Exercise description => Count the lines below that contain the word "favicon", and reply with only that number.

Dataset items:
>> begin

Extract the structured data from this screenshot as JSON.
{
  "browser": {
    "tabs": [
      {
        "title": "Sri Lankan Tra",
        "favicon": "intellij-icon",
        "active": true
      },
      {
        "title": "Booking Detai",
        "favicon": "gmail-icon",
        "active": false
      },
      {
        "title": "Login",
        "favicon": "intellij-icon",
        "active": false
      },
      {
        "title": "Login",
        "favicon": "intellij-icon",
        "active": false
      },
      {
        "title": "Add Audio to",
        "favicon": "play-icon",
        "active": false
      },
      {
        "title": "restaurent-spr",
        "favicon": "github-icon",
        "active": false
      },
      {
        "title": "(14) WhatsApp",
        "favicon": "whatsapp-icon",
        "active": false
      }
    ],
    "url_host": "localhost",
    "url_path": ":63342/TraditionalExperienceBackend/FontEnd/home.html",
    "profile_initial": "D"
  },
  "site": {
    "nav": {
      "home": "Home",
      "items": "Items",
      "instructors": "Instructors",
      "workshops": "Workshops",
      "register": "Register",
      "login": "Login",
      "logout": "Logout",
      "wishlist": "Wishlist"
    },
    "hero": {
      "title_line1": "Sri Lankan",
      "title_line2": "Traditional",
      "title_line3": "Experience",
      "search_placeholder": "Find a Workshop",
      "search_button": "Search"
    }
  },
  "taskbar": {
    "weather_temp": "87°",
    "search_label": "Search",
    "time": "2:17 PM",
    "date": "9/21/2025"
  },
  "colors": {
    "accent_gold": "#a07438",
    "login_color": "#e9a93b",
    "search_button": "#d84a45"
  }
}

>> end

In response => 7